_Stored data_
────────────────────
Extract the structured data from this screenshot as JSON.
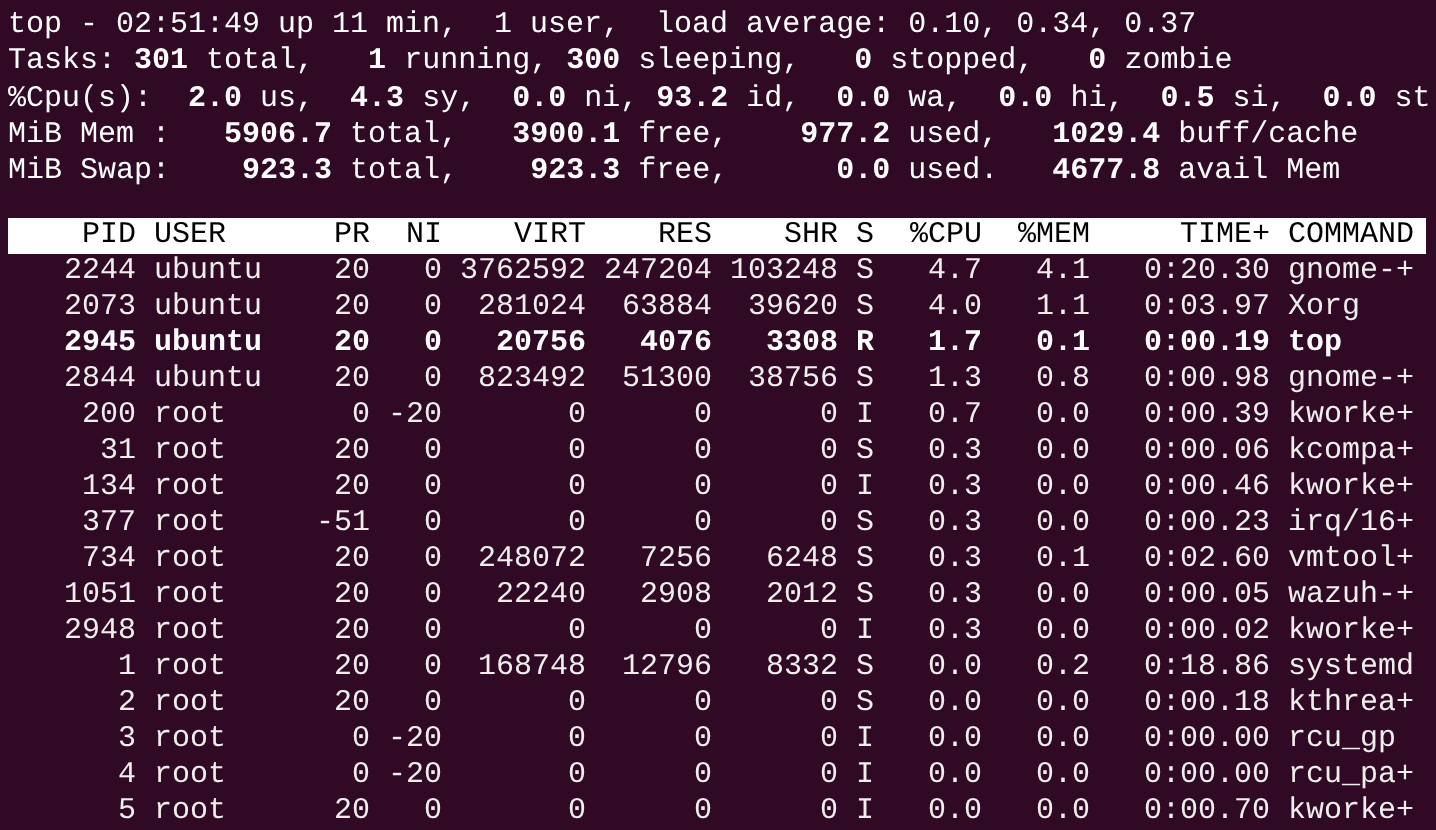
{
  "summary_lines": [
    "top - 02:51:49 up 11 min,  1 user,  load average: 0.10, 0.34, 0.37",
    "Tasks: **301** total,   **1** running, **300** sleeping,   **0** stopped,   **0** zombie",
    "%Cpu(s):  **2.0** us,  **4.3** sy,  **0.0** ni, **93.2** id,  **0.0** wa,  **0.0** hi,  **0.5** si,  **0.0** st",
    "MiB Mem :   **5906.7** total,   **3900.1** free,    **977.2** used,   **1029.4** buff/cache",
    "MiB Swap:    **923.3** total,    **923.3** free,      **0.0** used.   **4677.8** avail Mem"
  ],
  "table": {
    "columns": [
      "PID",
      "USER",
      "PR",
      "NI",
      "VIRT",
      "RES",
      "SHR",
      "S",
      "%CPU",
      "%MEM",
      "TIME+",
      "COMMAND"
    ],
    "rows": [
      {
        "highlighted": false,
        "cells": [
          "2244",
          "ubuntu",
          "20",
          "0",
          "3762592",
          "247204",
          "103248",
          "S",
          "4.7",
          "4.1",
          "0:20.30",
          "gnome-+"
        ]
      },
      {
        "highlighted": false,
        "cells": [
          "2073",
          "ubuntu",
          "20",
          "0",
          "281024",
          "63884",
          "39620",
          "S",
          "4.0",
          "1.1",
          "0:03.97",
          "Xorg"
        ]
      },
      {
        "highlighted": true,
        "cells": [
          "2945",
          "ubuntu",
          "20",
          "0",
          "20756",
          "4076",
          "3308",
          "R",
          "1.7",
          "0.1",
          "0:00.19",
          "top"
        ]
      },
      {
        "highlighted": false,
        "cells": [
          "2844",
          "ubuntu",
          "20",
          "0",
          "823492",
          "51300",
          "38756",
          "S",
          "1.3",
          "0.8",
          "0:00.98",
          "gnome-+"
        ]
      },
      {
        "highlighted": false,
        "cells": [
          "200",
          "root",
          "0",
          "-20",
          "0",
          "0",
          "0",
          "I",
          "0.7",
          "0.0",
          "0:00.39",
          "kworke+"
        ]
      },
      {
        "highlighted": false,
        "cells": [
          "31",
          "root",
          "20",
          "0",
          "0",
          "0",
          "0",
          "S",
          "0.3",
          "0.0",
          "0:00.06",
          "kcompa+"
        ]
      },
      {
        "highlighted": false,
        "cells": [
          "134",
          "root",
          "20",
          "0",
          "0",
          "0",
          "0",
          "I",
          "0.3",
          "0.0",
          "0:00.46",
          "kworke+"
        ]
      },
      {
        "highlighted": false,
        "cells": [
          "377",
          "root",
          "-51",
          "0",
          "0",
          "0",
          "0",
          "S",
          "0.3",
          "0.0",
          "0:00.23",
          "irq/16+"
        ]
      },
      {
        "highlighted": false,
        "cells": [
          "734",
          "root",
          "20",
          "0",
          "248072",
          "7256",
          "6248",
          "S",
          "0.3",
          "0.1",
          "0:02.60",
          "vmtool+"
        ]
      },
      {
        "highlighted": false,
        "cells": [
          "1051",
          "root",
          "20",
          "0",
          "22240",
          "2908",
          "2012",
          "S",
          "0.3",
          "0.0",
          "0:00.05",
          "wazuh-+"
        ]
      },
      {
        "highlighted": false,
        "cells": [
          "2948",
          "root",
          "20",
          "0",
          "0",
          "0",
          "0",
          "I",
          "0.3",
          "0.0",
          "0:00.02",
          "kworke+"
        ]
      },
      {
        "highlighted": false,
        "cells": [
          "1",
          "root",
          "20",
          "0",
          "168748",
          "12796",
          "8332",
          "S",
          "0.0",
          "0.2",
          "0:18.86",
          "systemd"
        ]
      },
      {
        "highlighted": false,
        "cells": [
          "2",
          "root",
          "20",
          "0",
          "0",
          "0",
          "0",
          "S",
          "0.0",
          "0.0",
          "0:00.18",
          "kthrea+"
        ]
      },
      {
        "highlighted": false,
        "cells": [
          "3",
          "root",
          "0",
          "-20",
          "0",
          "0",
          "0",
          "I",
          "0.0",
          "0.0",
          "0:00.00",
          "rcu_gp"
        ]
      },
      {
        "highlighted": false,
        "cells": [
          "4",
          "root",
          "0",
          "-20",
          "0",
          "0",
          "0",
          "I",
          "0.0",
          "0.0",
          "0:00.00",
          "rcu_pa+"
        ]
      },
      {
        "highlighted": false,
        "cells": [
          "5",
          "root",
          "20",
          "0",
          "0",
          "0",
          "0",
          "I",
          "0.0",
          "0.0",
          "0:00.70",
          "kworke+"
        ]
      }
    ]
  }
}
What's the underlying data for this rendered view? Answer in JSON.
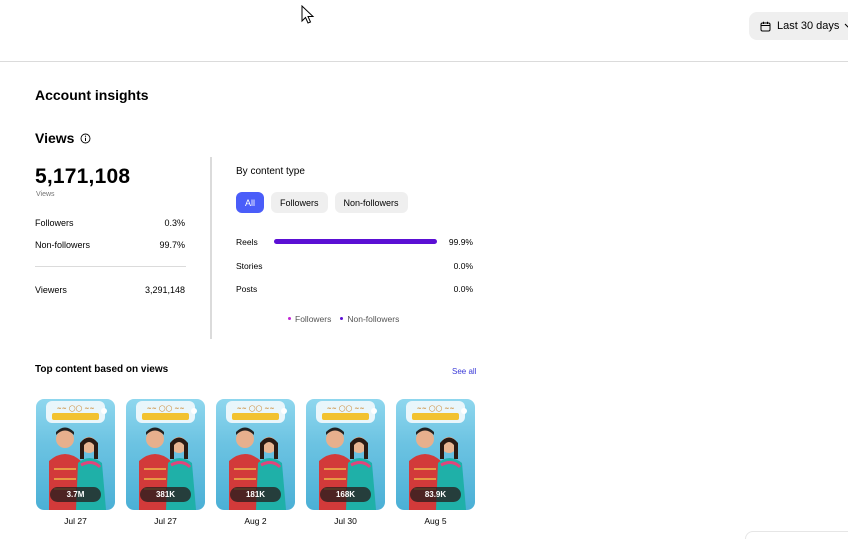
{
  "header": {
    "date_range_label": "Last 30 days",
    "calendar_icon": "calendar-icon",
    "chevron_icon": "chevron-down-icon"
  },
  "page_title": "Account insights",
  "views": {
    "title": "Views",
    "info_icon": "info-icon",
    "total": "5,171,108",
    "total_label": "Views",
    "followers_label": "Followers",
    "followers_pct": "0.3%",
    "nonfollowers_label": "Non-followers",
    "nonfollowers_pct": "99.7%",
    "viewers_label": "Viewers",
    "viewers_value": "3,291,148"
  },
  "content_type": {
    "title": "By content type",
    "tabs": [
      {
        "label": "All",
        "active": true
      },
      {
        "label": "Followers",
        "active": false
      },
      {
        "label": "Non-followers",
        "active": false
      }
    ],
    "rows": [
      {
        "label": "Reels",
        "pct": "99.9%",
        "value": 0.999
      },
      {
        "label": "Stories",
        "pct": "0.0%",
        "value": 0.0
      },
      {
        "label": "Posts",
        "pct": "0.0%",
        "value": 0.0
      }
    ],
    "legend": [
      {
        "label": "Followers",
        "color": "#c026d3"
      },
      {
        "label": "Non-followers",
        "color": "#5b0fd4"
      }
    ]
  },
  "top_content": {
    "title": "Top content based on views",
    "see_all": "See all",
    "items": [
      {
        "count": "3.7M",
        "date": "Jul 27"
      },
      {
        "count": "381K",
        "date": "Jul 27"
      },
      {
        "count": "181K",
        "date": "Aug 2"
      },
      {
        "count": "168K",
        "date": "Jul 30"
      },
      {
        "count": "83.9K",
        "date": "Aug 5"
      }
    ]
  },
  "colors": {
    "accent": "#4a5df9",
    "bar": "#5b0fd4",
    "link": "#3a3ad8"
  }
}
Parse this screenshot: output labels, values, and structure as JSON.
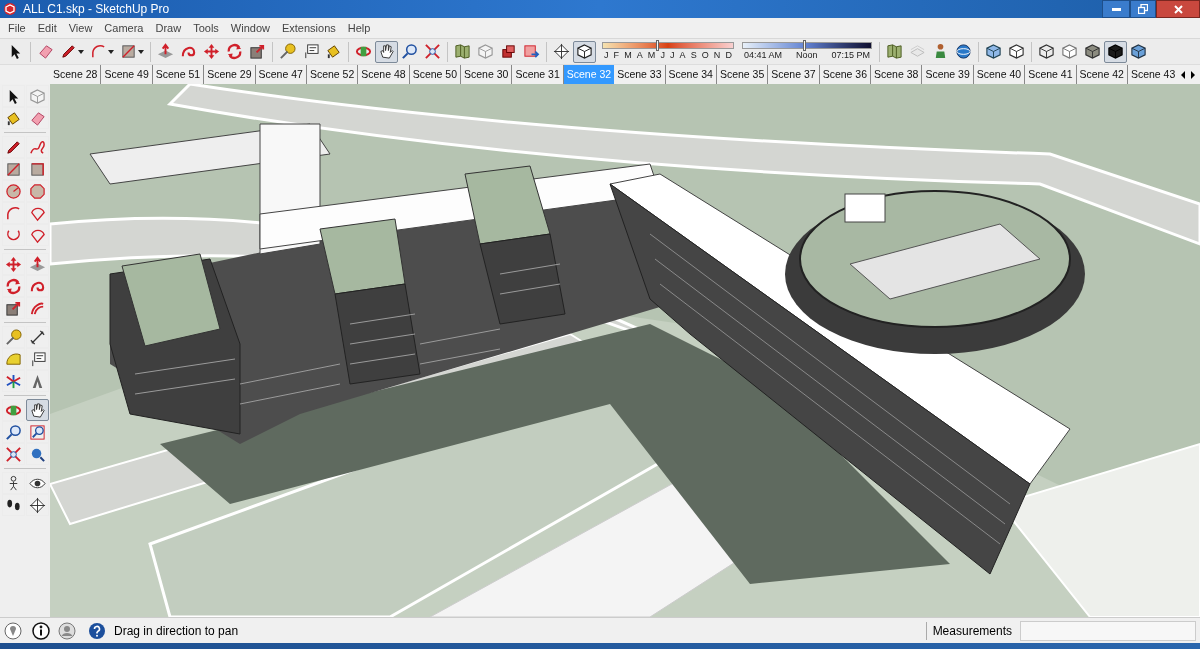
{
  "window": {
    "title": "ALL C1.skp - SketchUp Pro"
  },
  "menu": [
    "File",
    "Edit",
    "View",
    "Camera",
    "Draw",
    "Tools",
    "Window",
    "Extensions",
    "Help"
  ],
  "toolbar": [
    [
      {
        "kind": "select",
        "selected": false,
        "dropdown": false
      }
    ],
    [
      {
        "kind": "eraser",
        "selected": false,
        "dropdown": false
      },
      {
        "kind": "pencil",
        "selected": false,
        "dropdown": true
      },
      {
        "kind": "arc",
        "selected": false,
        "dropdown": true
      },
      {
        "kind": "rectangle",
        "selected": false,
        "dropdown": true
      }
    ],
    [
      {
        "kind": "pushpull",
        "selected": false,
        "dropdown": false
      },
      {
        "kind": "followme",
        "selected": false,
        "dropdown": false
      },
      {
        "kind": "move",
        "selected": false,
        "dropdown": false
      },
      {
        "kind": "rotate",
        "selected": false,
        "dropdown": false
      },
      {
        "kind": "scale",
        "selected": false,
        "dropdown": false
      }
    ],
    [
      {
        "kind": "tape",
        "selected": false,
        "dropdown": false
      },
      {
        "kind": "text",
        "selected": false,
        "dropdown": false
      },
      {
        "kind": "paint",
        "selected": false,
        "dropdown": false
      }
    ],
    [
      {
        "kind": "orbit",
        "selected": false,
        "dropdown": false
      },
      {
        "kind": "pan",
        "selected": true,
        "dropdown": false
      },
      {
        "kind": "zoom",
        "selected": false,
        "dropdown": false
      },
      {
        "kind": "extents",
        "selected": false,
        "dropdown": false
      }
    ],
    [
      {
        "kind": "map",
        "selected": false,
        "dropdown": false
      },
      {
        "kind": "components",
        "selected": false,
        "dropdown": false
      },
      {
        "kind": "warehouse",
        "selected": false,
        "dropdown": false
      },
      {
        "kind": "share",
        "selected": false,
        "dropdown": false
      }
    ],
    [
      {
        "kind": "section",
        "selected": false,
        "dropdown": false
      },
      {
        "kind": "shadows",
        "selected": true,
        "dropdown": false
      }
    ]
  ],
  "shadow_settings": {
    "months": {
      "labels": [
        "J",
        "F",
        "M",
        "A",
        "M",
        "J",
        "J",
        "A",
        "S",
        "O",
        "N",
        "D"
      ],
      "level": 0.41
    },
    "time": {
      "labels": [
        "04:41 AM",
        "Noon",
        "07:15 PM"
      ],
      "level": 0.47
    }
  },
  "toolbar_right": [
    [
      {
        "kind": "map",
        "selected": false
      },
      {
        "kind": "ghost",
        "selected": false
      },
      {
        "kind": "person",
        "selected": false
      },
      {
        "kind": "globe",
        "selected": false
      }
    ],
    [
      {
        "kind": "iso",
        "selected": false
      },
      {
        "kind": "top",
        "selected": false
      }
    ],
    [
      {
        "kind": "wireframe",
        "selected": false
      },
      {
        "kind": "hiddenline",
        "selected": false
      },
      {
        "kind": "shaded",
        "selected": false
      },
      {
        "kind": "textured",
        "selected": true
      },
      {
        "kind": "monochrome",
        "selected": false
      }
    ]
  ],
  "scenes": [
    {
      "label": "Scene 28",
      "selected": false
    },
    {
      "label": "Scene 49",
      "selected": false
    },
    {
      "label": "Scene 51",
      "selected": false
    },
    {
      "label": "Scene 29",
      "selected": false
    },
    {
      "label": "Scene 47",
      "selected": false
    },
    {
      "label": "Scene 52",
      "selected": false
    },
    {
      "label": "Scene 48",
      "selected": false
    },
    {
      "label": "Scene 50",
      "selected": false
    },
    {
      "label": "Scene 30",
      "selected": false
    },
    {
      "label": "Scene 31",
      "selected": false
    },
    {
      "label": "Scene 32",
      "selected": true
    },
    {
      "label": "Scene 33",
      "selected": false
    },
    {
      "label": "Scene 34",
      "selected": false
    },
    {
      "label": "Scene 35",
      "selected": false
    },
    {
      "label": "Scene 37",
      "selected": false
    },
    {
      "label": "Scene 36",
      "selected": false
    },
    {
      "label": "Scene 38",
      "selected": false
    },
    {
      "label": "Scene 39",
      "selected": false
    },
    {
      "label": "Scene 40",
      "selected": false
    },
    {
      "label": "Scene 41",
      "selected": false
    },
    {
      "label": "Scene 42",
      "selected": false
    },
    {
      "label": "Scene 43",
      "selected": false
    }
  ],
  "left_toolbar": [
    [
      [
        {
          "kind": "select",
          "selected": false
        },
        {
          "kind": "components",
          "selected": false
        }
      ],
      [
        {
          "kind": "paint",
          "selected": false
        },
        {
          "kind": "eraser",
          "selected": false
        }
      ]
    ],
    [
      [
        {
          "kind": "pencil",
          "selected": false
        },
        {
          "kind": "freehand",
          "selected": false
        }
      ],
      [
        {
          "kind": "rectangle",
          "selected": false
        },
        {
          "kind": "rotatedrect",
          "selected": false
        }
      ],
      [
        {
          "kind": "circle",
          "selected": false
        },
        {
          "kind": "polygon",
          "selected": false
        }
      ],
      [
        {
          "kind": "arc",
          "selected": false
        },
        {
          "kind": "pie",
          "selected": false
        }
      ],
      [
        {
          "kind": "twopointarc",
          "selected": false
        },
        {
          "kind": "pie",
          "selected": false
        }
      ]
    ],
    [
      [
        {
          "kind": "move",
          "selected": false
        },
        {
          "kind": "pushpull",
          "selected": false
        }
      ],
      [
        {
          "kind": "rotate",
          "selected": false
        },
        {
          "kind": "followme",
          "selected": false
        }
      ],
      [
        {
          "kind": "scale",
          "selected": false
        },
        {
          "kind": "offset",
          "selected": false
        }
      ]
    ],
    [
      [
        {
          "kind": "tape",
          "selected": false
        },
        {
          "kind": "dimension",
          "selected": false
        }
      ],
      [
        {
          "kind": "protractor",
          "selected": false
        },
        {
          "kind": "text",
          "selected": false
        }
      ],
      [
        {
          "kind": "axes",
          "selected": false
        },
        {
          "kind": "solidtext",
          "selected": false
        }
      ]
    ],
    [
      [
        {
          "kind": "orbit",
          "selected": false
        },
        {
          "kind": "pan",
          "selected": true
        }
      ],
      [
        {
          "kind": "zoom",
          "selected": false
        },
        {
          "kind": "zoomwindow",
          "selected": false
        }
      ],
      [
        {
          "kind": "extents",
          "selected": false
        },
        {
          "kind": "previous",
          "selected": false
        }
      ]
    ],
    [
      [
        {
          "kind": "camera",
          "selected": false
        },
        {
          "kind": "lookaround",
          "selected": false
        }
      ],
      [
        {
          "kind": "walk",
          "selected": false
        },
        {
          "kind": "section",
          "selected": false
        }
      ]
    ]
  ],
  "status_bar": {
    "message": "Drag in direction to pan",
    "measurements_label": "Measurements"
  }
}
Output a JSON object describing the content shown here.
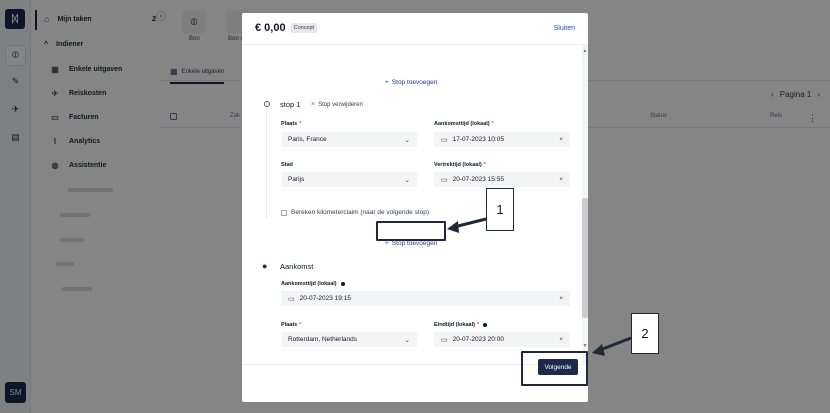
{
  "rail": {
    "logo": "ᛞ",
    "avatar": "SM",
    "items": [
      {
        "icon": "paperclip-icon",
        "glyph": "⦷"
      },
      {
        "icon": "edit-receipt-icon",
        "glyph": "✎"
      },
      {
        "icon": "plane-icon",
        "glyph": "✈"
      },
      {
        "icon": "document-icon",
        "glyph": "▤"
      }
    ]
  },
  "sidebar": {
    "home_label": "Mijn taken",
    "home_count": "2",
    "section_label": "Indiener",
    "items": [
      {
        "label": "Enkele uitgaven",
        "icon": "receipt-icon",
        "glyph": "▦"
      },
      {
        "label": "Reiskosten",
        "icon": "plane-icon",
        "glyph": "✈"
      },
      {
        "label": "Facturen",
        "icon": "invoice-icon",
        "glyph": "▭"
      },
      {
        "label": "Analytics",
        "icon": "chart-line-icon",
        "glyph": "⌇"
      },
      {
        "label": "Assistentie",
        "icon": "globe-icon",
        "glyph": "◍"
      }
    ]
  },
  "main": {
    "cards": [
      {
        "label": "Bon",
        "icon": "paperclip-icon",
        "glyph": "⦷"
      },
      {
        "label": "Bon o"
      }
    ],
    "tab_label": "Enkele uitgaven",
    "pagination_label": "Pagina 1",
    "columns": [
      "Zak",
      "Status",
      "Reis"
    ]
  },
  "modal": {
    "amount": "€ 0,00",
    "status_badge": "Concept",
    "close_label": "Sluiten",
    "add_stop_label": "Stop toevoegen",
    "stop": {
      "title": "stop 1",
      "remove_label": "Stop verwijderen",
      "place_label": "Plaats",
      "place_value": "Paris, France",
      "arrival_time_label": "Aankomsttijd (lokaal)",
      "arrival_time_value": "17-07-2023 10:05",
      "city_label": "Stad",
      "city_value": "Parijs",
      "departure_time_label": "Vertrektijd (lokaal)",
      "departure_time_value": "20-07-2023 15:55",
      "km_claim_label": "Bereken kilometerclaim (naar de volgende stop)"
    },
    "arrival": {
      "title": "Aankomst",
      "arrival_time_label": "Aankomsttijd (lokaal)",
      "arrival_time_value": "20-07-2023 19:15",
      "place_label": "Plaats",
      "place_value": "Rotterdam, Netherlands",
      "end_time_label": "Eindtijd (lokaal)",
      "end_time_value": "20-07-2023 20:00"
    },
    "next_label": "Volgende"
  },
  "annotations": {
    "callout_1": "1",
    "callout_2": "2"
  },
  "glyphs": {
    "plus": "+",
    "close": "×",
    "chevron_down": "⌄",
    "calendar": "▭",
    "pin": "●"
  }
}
────────────────────
_Work to do_
State the number of lines in the data that include the string "true", and add nothing else.

_Answer for this exercise_
10